__SET EXERCISE__. Below is a listing; copy all of it exactly.

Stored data
= = =
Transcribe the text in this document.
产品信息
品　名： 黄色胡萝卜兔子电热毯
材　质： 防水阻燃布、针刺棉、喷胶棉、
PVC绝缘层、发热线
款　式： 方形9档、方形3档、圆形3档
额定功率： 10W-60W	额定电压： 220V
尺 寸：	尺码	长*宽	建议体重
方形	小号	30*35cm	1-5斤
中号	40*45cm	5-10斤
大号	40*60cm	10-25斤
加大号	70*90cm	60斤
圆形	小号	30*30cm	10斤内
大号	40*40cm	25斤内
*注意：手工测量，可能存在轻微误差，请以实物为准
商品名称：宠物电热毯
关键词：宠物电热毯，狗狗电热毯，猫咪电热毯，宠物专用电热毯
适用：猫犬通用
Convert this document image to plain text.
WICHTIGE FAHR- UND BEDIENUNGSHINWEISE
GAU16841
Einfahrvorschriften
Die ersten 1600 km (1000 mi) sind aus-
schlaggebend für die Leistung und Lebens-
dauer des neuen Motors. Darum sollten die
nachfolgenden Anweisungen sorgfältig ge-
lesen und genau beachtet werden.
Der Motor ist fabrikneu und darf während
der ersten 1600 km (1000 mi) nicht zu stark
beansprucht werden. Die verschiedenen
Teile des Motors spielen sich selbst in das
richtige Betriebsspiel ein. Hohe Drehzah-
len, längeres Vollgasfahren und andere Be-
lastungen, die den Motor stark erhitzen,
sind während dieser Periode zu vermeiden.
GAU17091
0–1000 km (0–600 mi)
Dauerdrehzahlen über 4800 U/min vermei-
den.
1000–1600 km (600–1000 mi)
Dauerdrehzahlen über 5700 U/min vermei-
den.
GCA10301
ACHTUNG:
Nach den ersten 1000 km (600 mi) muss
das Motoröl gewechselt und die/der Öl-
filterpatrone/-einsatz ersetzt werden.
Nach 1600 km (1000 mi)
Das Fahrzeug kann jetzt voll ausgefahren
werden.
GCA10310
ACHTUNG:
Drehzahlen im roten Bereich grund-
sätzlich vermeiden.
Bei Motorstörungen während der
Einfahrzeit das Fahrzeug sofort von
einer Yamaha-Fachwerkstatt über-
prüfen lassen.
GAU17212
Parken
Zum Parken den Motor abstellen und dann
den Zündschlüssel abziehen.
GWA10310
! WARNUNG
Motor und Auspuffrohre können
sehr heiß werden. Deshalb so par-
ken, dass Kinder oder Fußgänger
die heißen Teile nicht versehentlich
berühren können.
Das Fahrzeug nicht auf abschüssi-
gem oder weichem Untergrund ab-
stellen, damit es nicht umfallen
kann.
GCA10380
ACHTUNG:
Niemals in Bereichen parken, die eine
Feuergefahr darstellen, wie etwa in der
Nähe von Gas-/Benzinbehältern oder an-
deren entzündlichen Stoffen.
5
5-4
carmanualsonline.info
= = =
__SOLVED EXERCISE__.
Transcribe the text in this document.
产品信息
品　名： 黄色胡萝卜兔子电热毯
材　质： 防水阻燃布、针刺棉、喷胶棉、
PVC绝缘层、发热线
款　式： 方形9档、方形3档、圆形3档
额定功率： 10W-60W	额定电压： 220V
尺 寸：	尺码	长*宽	建议体重
方形	小号	30*35cm	1-5斤
中号	40*45cm	5-10斤
大号	40*60cm	10-25斤
加大号	70*90cm	60斤
圆形	小号	30*30cm	10斤内
大号	40*40cm	25斤内
*注意：手工测量，可能存在轻微误差，请以实物为准
商品名称：宠物电热毯
关键词：宠物电热毯，狗狗电热毯，猫咪电热毯，宠物专用电热毯
适用：猫犬通用
Convert this document image to plain text.
WICHTIGE FAHR- UND BEDIENUNGSHINWEISE
GAU16841
Einfahrvorschriften
Die ersten 1600 km (1000 mi) sind aus-
schlaggebend für die Leistung und Lebens-
dauer des neuen Motors. Darum sollten die
nachfolgenden Anweisungen sorgfältig ge-
lesen und genau beachtet werden.
Der Motor ist fabrikneu und darf während
der ersten 1600 km (1000 mi) nicht zu stark
beansprucht werden. Die verschiedenen
Teile des Motors spielen sich selbst in das
richtige Betriebsspiel ein. Hohe Drehzah-
len, längeres Vollgasfahren und andere Be-
lastungen, die den Motor stark erhitzen,
sind während dieser Periode zu vermeiden.
GAU17091
0–1000 km (0–600 mi)
Dauerdrehzahlen über 4800 U/min vermei-
den.
1000–1600 km (600–1000 mi)
Dauerdrehzahlen über 5700 U/min vermei-
den.
GCA10301
ACHTUNG:
Nach den ersten 1000 km (600 mi) muss
das Motoröl gewechselt und die/der Öl-
filterpatrone/-einsatz ersetzt werden.
Nach 1600 km (1000 mi)
Das Fahrzeug kann jetzt voll ausgefahren
werden.
GCA10310
ACHTUNG:
Drehzahlen im roten Bereich grund-
sätzlich vermeiden.
Bei Motorstörungen während der
Einfahrzeit das Fahrzeug sofort von
einer Yamaha-Fachwerkstatt über-
prüfen lassen.
GAU17212
Parken
Zum Parken den Motor abstellen und dann
den Zündschlüssel abziehen.
GWA10310
! WARNUNG
Motor und Auspuffrohre können
sehr heiß werden. Deshalb so par-
ken, dass Kinder oder Fußgänger
die heißen Teile nicht versehentlich
berühren können.
Das Fahrzeug nicht auf abschüssi-
gem oder weichem Untergrund ab-
stellen, damit es nicht umfallen
kann.
GCA10380
ACHTUNG:
Niemals in Bereichen parken, die eine
Feuergefahr darstellen, wie etwa in der
Nähe von Gas-/Benzinbehältern oder an-
deren entzündlichen Stoffen.
5
5-4
carmanualsonline.info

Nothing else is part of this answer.